REQUEST
Scan the material for the word "Peggy", and copy each line where it shows up.

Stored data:
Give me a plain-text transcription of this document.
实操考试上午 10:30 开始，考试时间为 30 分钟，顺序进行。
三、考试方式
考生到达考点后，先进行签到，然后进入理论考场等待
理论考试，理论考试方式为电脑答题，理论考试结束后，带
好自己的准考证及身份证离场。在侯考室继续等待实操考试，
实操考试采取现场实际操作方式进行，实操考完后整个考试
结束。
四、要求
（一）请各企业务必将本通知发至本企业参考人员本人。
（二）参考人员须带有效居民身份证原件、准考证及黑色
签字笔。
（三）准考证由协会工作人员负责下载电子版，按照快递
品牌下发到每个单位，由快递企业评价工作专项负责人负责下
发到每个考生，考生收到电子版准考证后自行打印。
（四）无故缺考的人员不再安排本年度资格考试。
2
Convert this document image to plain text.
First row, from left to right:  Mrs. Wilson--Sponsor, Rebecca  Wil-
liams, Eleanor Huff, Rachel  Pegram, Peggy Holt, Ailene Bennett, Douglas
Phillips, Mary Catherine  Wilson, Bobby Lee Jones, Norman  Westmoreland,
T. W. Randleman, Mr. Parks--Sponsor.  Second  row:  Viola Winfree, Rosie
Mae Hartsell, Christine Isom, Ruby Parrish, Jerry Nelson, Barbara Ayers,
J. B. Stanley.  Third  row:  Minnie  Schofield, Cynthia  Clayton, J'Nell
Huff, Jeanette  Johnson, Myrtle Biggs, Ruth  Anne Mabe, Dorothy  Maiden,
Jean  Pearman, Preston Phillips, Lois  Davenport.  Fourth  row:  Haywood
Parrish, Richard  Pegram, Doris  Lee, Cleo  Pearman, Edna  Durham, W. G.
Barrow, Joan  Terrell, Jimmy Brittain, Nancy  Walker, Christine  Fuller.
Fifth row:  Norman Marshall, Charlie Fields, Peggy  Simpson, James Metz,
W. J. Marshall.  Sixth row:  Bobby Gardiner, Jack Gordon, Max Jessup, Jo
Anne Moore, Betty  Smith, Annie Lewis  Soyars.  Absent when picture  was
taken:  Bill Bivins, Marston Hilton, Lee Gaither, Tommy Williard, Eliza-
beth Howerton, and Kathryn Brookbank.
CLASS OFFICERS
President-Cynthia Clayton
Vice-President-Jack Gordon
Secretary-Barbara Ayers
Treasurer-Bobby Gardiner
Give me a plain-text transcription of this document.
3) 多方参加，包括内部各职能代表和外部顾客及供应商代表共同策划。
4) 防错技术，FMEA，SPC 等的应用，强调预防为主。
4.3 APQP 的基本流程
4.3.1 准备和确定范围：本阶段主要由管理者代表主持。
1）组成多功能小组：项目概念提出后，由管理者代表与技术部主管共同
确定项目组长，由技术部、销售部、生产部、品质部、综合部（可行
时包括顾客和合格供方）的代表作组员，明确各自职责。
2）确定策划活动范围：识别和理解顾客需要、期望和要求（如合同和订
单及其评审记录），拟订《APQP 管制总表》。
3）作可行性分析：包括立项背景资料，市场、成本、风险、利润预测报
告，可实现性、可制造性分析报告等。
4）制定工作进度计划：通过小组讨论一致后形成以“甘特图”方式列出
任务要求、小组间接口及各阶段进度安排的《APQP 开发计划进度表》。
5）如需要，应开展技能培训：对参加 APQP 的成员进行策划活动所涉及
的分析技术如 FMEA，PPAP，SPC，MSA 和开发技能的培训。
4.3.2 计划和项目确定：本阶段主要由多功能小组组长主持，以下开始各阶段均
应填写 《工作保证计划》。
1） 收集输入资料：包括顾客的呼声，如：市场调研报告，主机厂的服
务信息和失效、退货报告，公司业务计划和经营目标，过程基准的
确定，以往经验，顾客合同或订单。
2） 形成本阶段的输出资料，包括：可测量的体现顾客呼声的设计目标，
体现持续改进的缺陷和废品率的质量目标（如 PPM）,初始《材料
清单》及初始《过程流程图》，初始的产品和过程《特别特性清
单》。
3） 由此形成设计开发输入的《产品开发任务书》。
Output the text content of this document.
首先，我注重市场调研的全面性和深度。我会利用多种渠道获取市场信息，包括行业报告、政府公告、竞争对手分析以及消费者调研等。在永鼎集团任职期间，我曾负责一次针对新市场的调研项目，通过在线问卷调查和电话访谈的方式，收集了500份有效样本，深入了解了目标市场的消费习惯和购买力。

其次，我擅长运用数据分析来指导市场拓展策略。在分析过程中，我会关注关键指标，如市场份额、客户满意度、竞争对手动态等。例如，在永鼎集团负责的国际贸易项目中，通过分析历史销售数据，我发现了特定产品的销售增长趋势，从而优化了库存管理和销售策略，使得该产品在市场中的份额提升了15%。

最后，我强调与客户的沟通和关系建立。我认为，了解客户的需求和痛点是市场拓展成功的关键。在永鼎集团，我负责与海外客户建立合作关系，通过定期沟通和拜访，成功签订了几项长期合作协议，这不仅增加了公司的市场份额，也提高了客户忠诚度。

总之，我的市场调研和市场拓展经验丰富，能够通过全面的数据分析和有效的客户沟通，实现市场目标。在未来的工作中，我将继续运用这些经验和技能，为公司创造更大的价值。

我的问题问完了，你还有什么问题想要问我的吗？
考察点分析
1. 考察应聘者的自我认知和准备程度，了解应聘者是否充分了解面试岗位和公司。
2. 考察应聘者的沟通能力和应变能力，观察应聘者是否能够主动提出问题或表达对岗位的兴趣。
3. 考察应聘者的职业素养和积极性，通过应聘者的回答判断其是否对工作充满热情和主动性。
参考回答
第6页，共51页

RESULT BELOW
liams, Eleanor Huff, Rachel  Pegram, Peggy Holt, Ailene Bennett, Douglas
Fifth row:  Norman Marshall, Charlie Fields, Peggy  Simpson, James Metz,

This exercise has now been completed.